◆ **WHAT IS EXPECTED**:
Output all the entries word for word. Omit the pictures.

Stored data
+===+
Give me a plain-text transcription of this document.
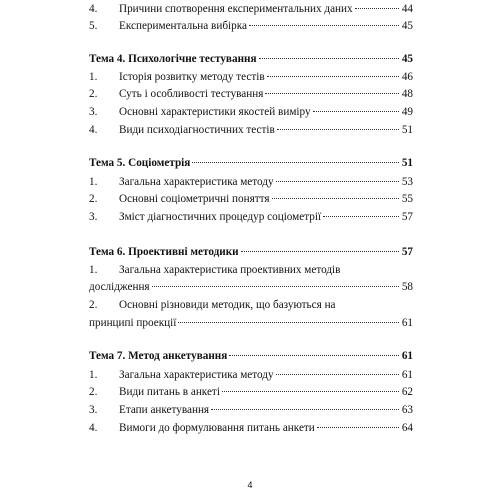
4.	Причини спотворення експериментальних даних	44
5.	Експериментальна вибірка	45
Тема 4. Психологічне тестування	45
1.	Історія розвитку методу тестів	46
2.	Суть і особливості тестування	48
3.	Основні характеристики якостей виміру	49
4.	Види психодіагностичних тестів	51
Тема 5. Соціометрія	51
1.	Загальна характеристика методу	53
2.	Основні соціометричні поняття	55
3.	Зміст діагностичних процедур соціометрії	57
Тема 6. Проективні методики	57
1.	Загальна характеристика проективних методів
дослідження	58
2.	Основні різновиди методик, що базуються на
принципі проекції	61
Тема 7. Метод анкетування	61
1.	Загальна характеристика методу	61
2.	Види питань в анкеті	62
3.	Етапи анкетування	63
4.	Вимоги до формулювання питань анкети	64
4
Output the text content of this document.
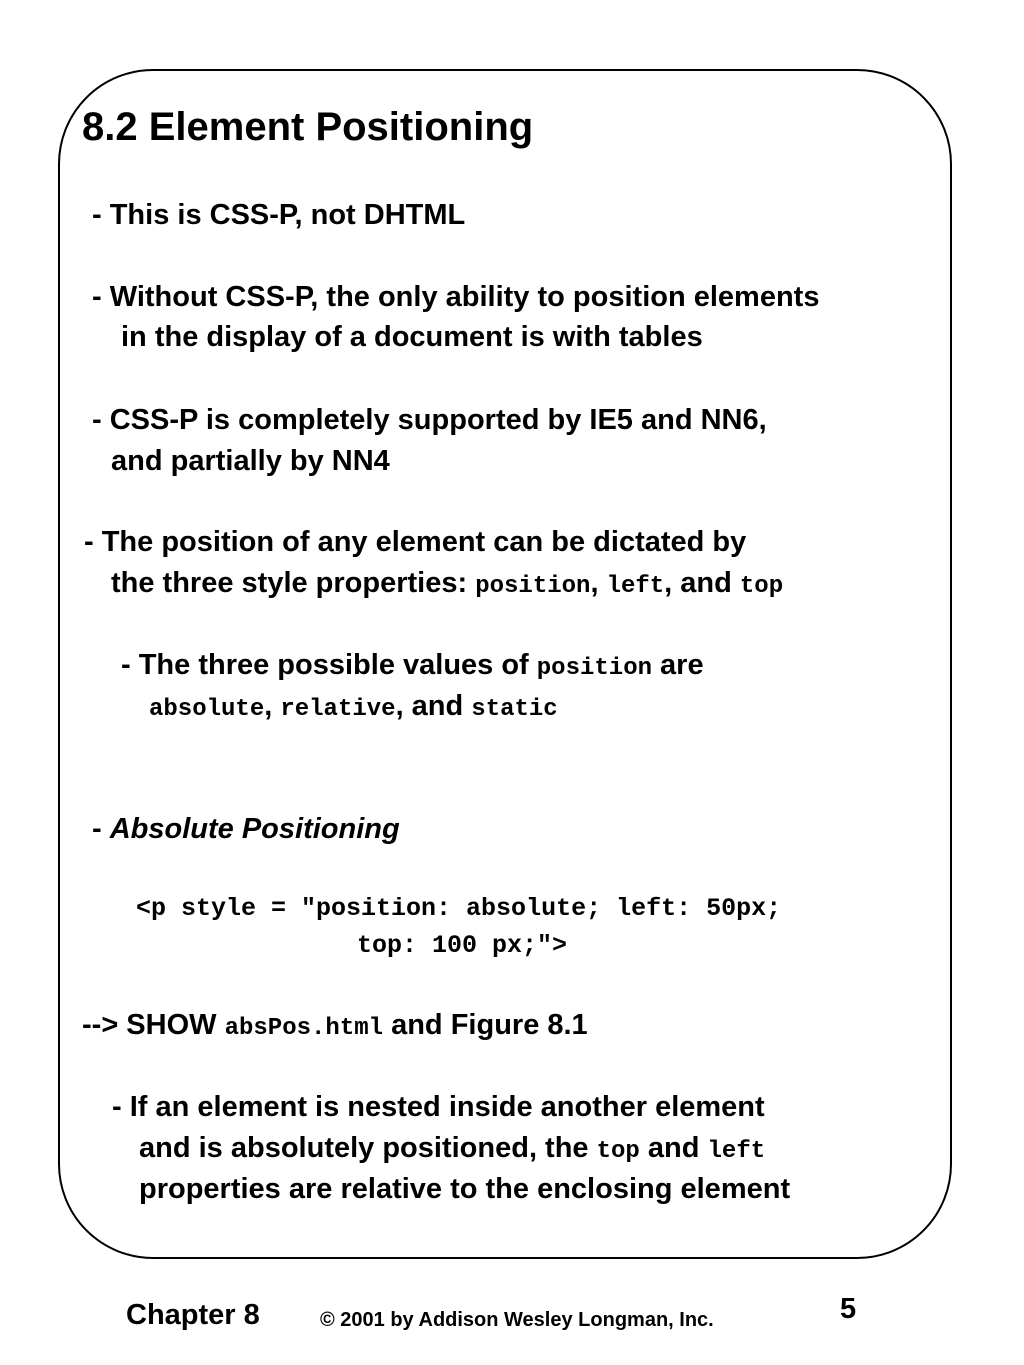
8.2 Element Positioning
- This is CSS-P, not DHTML
- Without CSS-P, the only ability to position elements
in the display of a document is with tables
- CSS-P is completely supported by IE5 and NN6,
and partially by NN4
- The position of any element can be dictated by
the three style properties: position, left, and top
- The three possible values of position are
absolute, relative, and static
- Absolute Positioning
<p style = "position: absolute; left: 50px;
top: 100 px;">
--> SHOW absPos.html and Figure 8.1
- If an element is nested inside another element
and is absolutely positioned, the top and left
properties are relative to the enclosing element
Chapter 8	© 2001 by Addison Wesley Longman, Inc.	5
+===+
◆ **RESPONSE**:
Give me a plain-text transcription of this document.
4.	Причини спотворення експериментальних даних	44
5.	Експериментальна вибірка	45
Тема 4. Психологічне тестування	45
1.	Історія розвитку методу тестів	46
2.	Суть і особливості тестування	48
3.	Основні характеристики якостей виміру	49
4.	Види психодіагностичних тестів	51
Тема 5. Соціометрія	51
1.	Загальна характеристика методу	53
2.	Основні соціометричні поняття	55
3.	Зміст діагностичних процедур соціометрії	57
Тема 6. Проективні методики	57
1.	Загальна характеристика проективних методів
дослідження	58
2.	Основні різновиди методик, що базуються на
принципі проекції	61
Тема 7. Метод анкетування	61
1.	Загальна характеристика методу	61
2.	Види питань в анкеті	62
3.	Етапи анкетування	63
4.	Вимоги до формулювання питань анкети	64
4
Output the text content of this document.
8.2 Element Positioning
- This is CSS-P, not DHTML
- Without CSS-P, the only ability to position elements
in the display of a document is with tables
- CSS-P is completely supported by IE5 and NN6,
and partially by NN4
- The position of any element can be dictated by
the three style properties: position, left, and top
- The three possible values of position are
absolute, relative, and static
- Absolute Positioning
<p style = "position: absolute; left: 50px;
top: 100 px;">
--> SHOW absPos.html and Figure 8.1
- If an element is nested inside another element
and is absolutely positioned, the top and left
properties are relative to the enclosing element
Chapter 8	© 2001 by Addison Wesley Longman, Inc.	5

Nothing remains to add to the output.